[Collected data entries]
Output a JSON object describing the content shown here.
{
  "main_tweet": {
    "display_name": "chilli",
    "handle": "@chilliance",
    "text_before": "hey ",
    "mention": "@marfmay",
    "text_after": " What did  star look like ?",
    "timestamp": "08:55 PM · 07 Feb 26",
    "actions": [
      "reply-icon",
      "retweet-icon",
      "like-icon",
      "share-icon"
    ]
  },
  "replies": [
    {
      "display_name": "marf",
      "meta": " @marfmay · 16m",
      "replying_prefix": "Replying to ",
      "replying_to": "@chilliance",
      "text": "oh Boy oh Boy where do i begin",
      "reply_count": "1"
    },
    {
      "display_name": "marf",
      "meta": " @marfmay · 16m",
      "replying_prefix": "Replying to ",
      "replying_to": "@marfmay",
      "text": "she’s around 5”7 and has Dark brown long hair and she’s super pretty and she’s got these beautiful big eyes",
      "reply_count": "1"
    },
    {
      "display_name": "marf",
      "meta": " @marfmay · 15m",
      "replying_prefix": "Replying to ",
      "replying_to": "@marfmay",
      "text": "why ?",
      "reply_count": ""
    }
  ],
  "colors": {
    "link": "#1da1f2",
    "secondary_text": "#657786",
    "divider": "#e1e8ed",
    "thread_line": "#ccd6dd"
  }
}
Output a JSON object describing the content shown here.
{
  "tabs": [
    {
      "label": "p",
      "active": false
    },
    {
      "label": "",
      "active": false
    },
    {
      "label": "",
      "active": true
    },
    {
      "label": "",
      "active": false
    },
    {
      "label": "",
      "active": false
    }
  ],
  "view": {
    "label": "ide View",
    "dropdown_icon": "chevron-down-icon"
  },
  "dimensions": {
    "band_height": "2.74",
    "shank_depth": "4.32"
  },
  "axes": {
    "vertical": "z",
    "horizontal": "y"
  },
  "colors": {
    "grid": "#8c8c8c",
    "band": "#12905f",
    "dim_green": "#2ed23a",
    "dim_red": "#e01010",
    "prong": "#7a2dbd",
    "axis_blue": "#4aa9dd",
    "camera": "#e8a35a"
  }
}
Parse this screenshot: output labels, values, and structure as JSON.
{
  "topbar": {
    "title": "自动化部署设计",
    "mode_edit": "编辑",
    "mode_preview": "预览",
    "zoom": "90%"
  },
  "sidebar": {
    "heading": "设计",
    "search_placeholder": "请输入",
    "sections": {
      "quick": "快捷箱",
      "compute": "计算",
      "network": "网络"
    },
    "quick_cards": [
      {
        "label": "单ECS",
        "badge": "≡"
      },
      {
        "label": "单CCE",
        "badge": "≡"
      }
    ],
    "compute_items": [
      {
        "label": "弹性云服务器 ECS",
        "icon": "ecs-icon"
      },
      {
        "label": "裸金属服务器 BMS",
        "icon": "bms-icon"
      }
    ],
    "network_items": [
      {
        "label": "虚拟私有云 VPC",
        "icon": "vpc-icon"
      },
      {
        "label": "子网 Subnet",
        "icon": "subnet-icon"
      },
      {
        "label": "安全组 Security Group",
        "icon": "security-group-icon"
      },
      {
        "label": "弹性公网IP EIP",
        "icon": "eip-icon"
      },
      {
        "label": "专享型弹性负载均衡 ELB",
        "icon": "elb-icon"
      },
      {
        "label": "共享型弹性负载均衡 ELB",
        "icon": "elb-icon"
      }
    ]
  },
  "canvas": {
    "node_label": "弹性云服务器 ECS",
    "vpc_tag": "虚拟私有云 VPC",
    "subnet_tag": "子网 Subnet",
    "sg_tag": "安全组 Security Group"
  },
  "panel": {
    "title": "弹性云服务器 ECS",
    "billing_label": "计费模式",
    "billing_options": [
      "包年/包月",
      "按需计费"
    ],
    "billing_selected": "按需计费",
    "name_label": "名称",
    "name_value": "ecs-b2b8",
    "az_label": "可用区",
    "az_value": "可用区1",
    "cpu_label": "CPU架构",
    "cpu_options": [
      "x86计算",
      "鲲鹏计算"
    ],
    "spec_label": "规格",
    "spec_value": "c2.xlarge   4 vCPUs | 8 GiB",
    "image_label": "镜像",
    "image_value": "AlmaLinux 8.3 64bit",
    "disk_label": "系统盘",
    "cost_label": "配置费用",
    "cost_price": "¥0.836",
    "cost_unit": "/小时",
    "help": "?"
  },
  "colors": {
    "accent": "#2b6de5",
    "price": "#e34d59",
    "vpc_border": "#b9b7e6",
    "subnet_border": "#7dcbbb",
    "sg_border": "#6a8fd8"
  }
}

**What to produce**
Go through the entries and repeat each one exactly.

**Answer to this task**
Output a JSON object describing the content shown here.
{
  "main_tweet": {
    "display_name": "chilli",
    "handle": "@chilliance",
    "text_before": "hey ",
    "mention": "@marfmay",
    "text_after": " What did  star look like ?",
    "timestamp": "08:55 PM · 07 Feb 26",
    "actions": [
      "reply-icon",
      "retweet-icon",
      "like-icon",
      "share-icon"
    ]
  },
  "replies": [
    {
      "display_name": "marf",
      "meta": " @marfmay · 16m",
      "replying_prefix": "Replying to ",
      "replying_to": "@chilliance",
      "text": "oh Boy oh Boy where do i begin",
      "reply_count": "1"
    },
    {
      "display_name": "marf",
      "meta": " @marfmay · 16m",
      "replying_prefix": "Replying to ",
      "replying_to": "@marfmay",
      "text": "she’s around 5”7 and has Dark brown long hair and she’s super pretty and she’s got these beautiful big eyes",
      "reply_count": "1"
    },
    {
      "display_name": "marf",
      "meta": " @marfmay · 15m",
      "replying_prefix": "Replying to ",
      "replying_to": "@marfmay",
      "text": "why ?",
      "reply_count": ""
    }
  ],
  "colors": {
    "link": "#1da1f2",
    "secondary_text": "#657786",
    "divider": "#e1e8ed",
    "thread_line": "#ccd6dd"
  }
}
Output a JSON object describing the content shown here.
{
  "tabs": [
    {
      "label": "p",
      "active": false
    },
    {
      "label": "",
      "active": false
    },
    {
      "label": "",
      "active": true
    },
    {
      "label": "",
      "active": false
    },
    {
      "label": "",
      "active": false
    }
  ],
  "view": {
    "label": "ide View",
    "dropdown_icon": "chevron-down-icon"
  },
  "dimensions": {
    "band_height": "2.74",
    "shank_depth": "4.32"
  },
  "axes": {
    "vertical": "z",
    "horizontal": "y"
  },
  "colors": {
    "grid": "#8c8c8c",
    "band": "#12905f",
    "dim_green": "#2ed23a",
    "dim_red": "#e01010",
    "prong": "#7a2dbd",
    "axis_blue": "#4aa9dd",
    "camera": "#e8a35a"
  }
}
Parse this screenshot: output labels, values, and structure as JSON.
{
  "topbar": {
    "title": "自动化部署设计",
    "mode_edit": "编辑",
    "mode_preview": "预览",
    "zoom": "90%"
  },
  "sidebar": {
    "heading": "设计",
    "search_placeholder": "请输入",
    "sections": {
      "quick": "快捷箱",
      "compute": "计算",
      "network": "网络"
    },
    "quick_cards": [
      {
        "label": "单ECS",
        "badge": "≡"
      },
      {
        "label": "单CCE",
        "badge": "≡"
      }
    ],
    "compute_items": [
      {
        "label": "弹性云服务器 ECS",
        "icon": "ecs-icon"
      },
      {
        "label": "裸金属服务器 BMS",
        "icon": "bms-icon"
      }
    ],
    "network_items": [
      {
        "label": "虚拟私有云 VPC",
        "icon": "vpc-icon"
      },
      {
        "label": "子网 Subnet",
        "icon": "subnet-icon"
      },
      {
        "label": "安全组 Security Group",
        "icon": "security-group-icon"
      },
      {
        "label": "弹性公网IP EIP",
        "icon": "eip-icon"
      },
      {
        "label": "专享型弹性负载均衡 ELB",
        "icon": "elb-icon"
      },
      {
        "label": "共享型弹性负载均衡 ELB",
        "icon": "elb-icon"
      }
    ]
  },
  "canvas": {
    "node_label": "弹性云服务器 ECS",
    "vpc_tag": "虚拟私有云 VPC",
    "subnet_tag": "子网 Subnet",
    "sg_tag": "安全组 Security Group"
  },
  "panel": {
    "title": "弹性云服务器 ECS",
    "billing_label": "计费模式",
    "billing_options": [
      "包年/包月",
      "按需计费"
    ],
    "billing_selected": "按需计费",
    "name_label": "名称",
    "name_value": "ecs-b2b8",
    "az_label": "可用区",
    "az_value": "可用区1",
    "cpu_label": "CPU架构",
    "cpu_options": [
      "x86计算",
      "鲲鹏计算"
    ],
    "spec_label": "规格",
    "spec_value": "c2.xlarge   4 vCPUs | 8 GiB",
    "image_label": "镜像",
    "image_value": "AlmaLinux 8.3 64bit",
    "disk_label": "系统盘",
    "cost_label": "配置费用",
    "cost_price": "¥0.836",
    "cost_unit": "/小时",
    "help": "?"
  },
  "colors": {
    "accent": "#2b6de5",
    "price": "#e34d59",
    "vpc_border": "#b9b7e6",
    "subnet_border": "#7dcbbb",
    "sg_border": "#6a8fd8"
  }
}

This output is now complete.